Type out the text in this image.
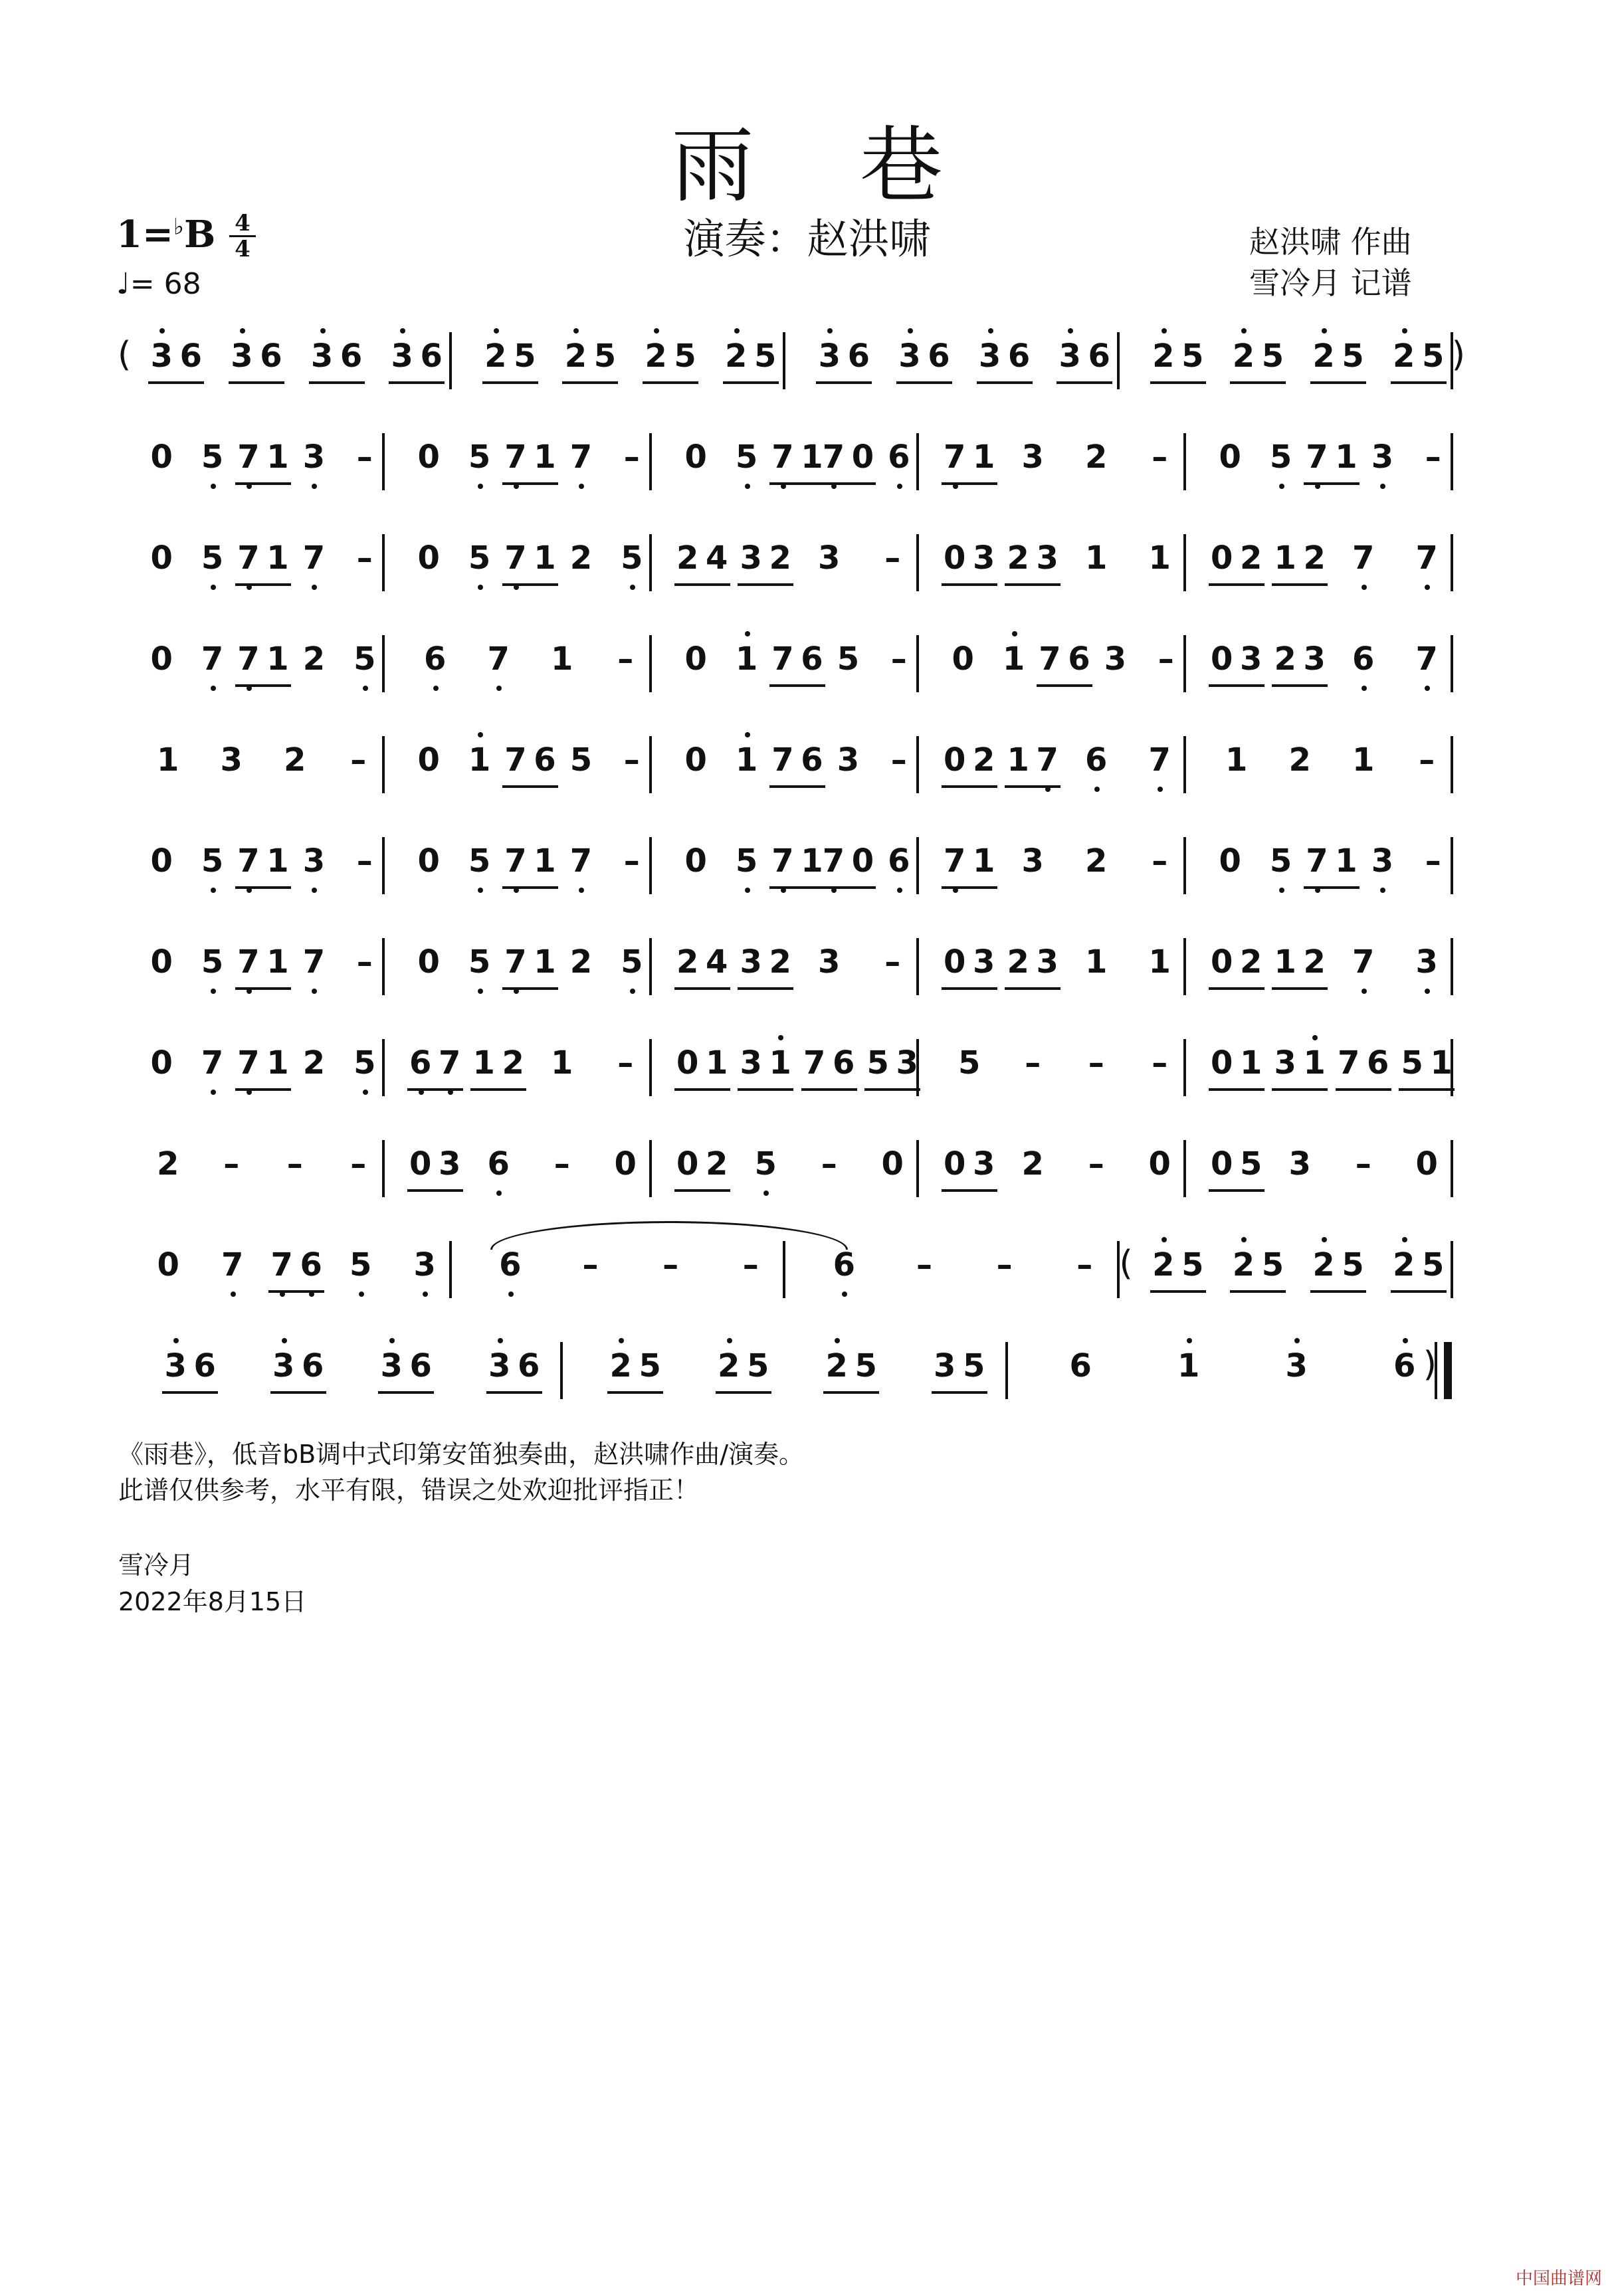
雨巷
演奏：赵洪啸
1=♭B 4
4
♩= 68
赵洪啸 作曲
雪冷月 记谱
( 3 6 3 6 3 6 3 6 2 5 2 5 2 5 2 5 3 6 3 6 3 6 3 6 2 5 2 5 2 5 2 5 )
0 5 7 1 3 – 0 5 7 1 7 – 0 5 7 1
7 0 6 7 1 3 2 – 0 5 7 1 3 –
0 5 7 1 7 – 0 5 7 1 2 5 2 4 3 2 3 – 0 3 2 3 1 1 0 2 1 2 7 7
0 7 7 1 2 5 6 7 1 – 0 1 7 6 5 – 0 1 7 6 3 – 0 3 2 3 6 7
1 3 2 – 0 1 7 6 5 – 0 1 7 6 3 – 0 2 1 7 6 7 1 2 1 –
0 5 7 1 3 – 0 5 7 1 7 – 0 5 7 1
7 0 6 7 1 3 2 – 0 5 7 1 3 –
0 5 7 1 7 – 0 5 7 1 2 5 2 4 3 2 3 – 0 3 2 3 1 1 0 2 1 2 7 3
0 7 7 1 2 5 6 7 1 2 1 – 0 1 3 1 7 6 5 3 5 – – – 0 1 3 1 7 6 5 1
2 – – – 0 3 6 – 0 0 2 5 – 0 0 3 2 – 0 0 5 3 – 0
0 7 7 6 5 3 6 – – – 6 – – – ( 2 5 2 5 2 5 2 5
3 6 3 6 3 6 3 6 2 5 2 5 2 5 3 5	6	1	3	6 )
《雨巷》，低音bB调中式印第安笛独奏曲，赵洪啸作曲/演奏。
此谱仅供参考，水平有限，错误之处欢迎批评指正！
雪冷月
2022年8月15日
中国曲谱网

◆ ◆ ◆ ◆ ◆ ◆ ◆

EXERCISE ▸
Pictures are to be left out; the records above must be repeated word for word.

ANSWER TO THIS TASK ▸
Type out the text in this image.
雨巷
演奏：赵洪啸
1=♭B 4
4
♩= 68
赵洪啸 作曲
雪冷月 记谱
( 3 6 3 6 3 6 3 6 2 5 2 5 2 5 2 5 3 6 3 6 3 6 3 6 2 5 2 5 2 5 2 5 )
0 5 7 1 3 – 0 5 7 1 7 – 0 5 7 1
7 0 6 7 1 3 2 – 0 5 7 1 3 –
0 5 7 1 7 – 0 5 7 1 2 5 2 4 3 2 3 – 0 3 2 3 1 1 0 2 1 2 7 7
0 7 7 1 2 5 6 7 1 – 0 1 7 6 5 – 0 1 7 6 3 – 0 3 2 3 6 7
1 3 2 – 0 1 7 6 5 – 0 1 7 6 3 – 0 2 1 7 6 7 1 2 1 –
0 5 7 1 3 – 0 5 7 1 7 – 0 5 7 1
7 0 6 7 1 3 2 – 0 5 7 1 3 –
0 5 7 1 7 – 0 5 7 1 2 5 2 4 3 2 3 – 0 3 2 3 1 1 0 2 1 2 7 3
0 7 7 1 2 5 6 7 1 2 1 – 0 1 3 1 7 6 5 3 5 – – – 0 1 3 1 7 6 5 1
2 – – – 0 3 6 – 0 0 2 5 – 0 0 3 2 – 0 0 5 3 – 0
0 7 7 6 5 3 6 – – – 6 – – – ( 2 5 2 5 2 5 2 5
3 6 3 6 3 6 3 6 2 5 2 5 2 5 3 5	6	1	3	6 )
《雨巷》，低音bB调中式印第安笛独奏曲，赵洪啸作曲/演奏。
此谱仅供参考，水平有限，错误之处欢迎批评指正！
雪冷月
2022年8月15日
中国曲谱网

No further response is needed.